■ **Passage shown**
The second suggestion under the first assignment is that the complaint does not state facts sufficient to constitute a cause of action, in that it does not allege a previous partition and allotment, but seeks to recover certain undivided interests only, citing Cristián v. Escobar, 23 P. R. R. 257. But the doctrine of that case upon the point referred to has been definitely abandoned and overruled in a uniform series of later decisions. ‘

The second assignment involves primarily a question of fact. The transcript of the record proper and the stenographic record herein, the latter alone containing more than 150 pages, are separately paged and indexed, while the citations contained in the brief for appellants seem to have been made with reference to some other and perhaps consecutively paged record which is not before us. Notwithstanding this difficulty, however, we have taken the trouble to follow up a number of the'more significant references so [852]*852made, and, liaving done this, confine our discussion to the facts as they appear therein.

A clause in the will of José Lugo Marcucci, executed in 1882, reads thus (Italics ours):

“Third. The testator declares that he was -married in facie eclesia to Luisa Ramírez and that the fruits of said marriage were his two daughters Luisa Gonzaga and Sinforo'sa, neither of whom had reached the age of puberty; that his wife had contributed no capital to the marriage whereas the testator had brought to the conjugal partnership the same property that he now owns although the amount thereof was represented in different form.”

■ **Exercises**
• 1. Retype the stretch of the court opinion from "The second assignment" through "they appear therein.".
• 2. According to the court opinion, in what year was the will of José Lugo Marcucci executed?
• 3. Carry on the court opinion from where it stops.

Page segmentation data

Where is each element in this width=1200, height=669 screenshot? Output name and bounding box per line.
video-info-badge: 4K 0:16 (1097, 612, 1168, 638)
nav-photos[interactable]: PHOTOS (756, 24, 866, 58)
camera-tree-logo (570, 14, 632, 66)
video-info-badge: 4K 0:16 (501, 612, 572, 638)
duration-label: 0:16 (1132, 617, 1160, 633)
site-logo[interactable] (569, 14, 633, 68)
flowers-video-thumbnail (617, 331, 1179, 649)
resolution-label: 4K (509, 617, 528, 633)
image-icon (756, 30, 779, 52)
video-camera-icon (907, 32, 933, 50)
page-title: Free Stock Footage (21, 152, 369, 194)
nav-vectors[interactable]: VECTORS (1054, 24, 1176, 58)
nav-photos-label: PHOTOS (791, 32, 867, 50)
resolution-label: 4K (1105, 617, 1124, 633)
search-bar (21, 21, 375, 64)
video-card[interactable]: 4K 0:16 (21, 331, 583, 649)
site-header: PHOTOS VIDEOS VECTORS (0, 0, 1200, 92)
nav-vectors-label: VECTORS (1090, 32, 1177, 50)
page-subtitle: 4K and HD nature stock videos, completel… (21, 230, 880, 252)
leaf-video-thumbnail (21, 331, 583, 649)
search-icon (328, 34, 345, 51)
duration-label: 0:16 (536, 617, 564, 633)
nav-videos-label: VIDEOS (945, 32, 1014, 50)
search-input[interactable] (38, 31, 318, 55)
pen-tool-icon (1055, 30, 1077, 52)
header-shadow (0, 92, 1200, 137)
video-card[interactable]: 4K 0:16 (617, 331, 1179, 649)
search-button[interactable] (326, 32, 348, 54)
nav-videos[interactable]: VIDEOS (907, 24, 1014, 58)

■ **Answers by item**
• 1.
The second assignment involves primarily a question of fact. The transcript of the record proper and the stenographic record herein, the latter alone containing more than 150 pages, are separately paged and indexed, while the citations contained in the brief for appellants seem to have been made with reference to some other and perhaps consecutively paged record which is not before us. Notwithstanding this difficulty, however, we have taken the trouble to follow up a number of the'more significant references so [852]*852made, and, liaving done this, confine our discussion to the facts as they appear therein.

• 2. 1882

• 3.
A certificate from the registry of property reads in part as follows:

“That on pages 31 and 35 of Volume 7 of the Municipality of Yauco, properties No's. 342 and 343, respectively, entries No. 1, there were recorded in the name of José Lugo Marcucci, engaged in industrial pursuits, married, 42 years of age and a resident of Yauco, the two following urban properties (describing them) :
“That said houses were built by Lugo Marcucci at his own expense and with his own money as shown in a possessory proceeding brought in the municipal court of Yauco, approved 1885, from which it results that Lugo Marcucci was in possession of the said houses for a period of twelve years up to that time.”

It is an established and undisputed fact that Marcucci was married in 1871. Therefore the statement in the will, the testimony as to the possession extending over a period of twelve years at the time of the possessory proceedings in 1885 and the entry in the registry of property in the name of Marcucci as a married man, are perfectly consistent, one with the other, and each and all of them point plainly to acquisition as well as possession during marriage. The matter is thus reduced to the manner of acquisition and the source and- character of the money so invested.

The form of the registrar’s certificate leaves much to be desired, and a literal copy of the entry would have enabled the court below and this court to pass more intelligently [853]*853upon the questions involved. But the document was admitted Without objection, goes somewhat beyond the request which elicited it and shows on its face a disposition on the part of the registrar to sustain the theory of appellants rather than that of appellee as to the legal effect of the entry. Moreover, if a literal copy would have aided defendants in any way, the opportunity was open to them to present one as evidence for the defense, which they do not seem to have done. And, be this as it may, the registrar does not certify that the property in question was recorded as the separate property of Marcucci.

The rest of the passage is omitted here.